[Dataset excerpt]
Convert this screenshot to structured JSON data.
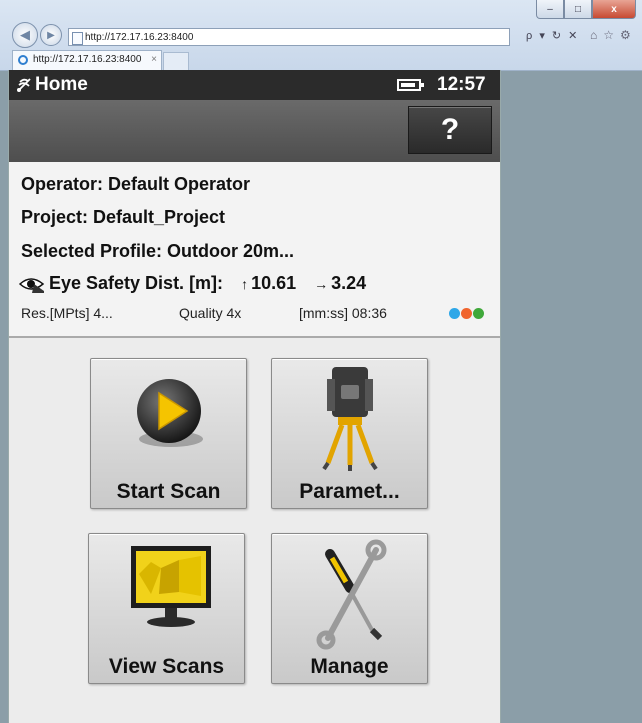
{
  "browser": {
    "address": "http://172.17.16.23:8400",
    "address_controls": "ρ ▾ ↻ ✕",
    "tab_title": "http://172.17.16.23:8400",
    "tab_close": "×",
    "window_controls": {
      "minimize": "–",
      "maximize": "□",
      "close": "x"
    },
    "toolbar_glyphs": "⌂☆⚙",
    "nav_glyphs": {
      "back": "◀",
      "forward": "▶"
    }
  },
  "app": {
    "screen_title": "Home",
    "clock": "12:57",
    "help_label": "?",
    "info": {
      "operator": "Operator: Default Operator",
      "project": "Project: Default_Project",
      "profile": "Selected Profile: Outdoor 20m...",
      "eye_safety_label": "Eye Safety Dist. [m]:",
      "eye_safety_up": "10.61",
      "eye_safety_right": "3.24",
      "up_arrow": "↑",
      "right_arrow": "→",
      "resolution": "Res.[MPts] 4...",
      "quality": "Quality 4x",
      "duration": "[mm:ss] 08:36"
    },
    "status_dot_colors": [
      "#2ea7e8",
      "#f0642d",
      "#3fa83a"
    ],
    "tiles": {
      "start_scan": "Start Scan",
      "parameters": "Paramet...",
      "view_scans": "View Scans",
      "manage": "Manage"
    },
    "icons": {
      "play": "play-icon",
      "scanner": "scanner-tripod-icon",
      "monitor": "monitor-icon",
      "tools": "tools-icon",
      "eye": "eye-laser-icon",
      "battery": "battery-icon"
    }
  }
}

■ Aim of the task:
Repeat the entries exactly and keep the pictures out of the copy.

■ In response:
Convert this screenshot to structured JSON data.
{
  "browser": {
    "address": "http://172.17.16.23:8400",
    "address_controls": "ρ ▾ ↻ ✕",
    "tab_title": "http://172.17.16.23:8400",
    "tab_close": "×",
    "window_controls": {
      "minimize": "–",
      "maximize": "□",
      "close": "x"
    },
    "toolbar_glyphs": "⌂☆⚙",
    "nav_glyphs": {
      "back": "◀",
      "forward": "▶"
    }
  },
  "app": {
    "screen_title": "Home",
    "clock": "12:57",
    "help_label": "?",
    "info": {
      "operator": "Operator: Default Operator",
      "project": "Project: Default_Project",
      "profile": "Selected Profile: Outdoor 20m...",
      "eye_safety_label": "Eye Safety Dist. [m]:",
      "eye_safety_up": "10.61",
      "eye_safety_right": "3.24",
      "up_arrow": "↑",
      "right_arrow": "→",
      "resolution": "Res.[MPts] 4...",
      "quality": "Quality 4x",
      "duration": "[mm:ss] 08:36"
    },
    "status_dot_colors": [
      "#2ea7e8",
      "#f0642d",
      "#3fa83a"
    ],
    "tiles": {
      "start_scan": "Start Scan",
      "parameters": "Paramet...",
      "view_scans": "View Scans",
      "manage": "Manage"
    },
    "icons": {
      "play": "play-icon",
      "scanner": "scanner-tripod-icon",
      "monitor": "monitor-icon",
      "tools": "tools-icon",
      "eye": "eye-laser-icon",
      "battery": "battery-icon"
    }
  }
}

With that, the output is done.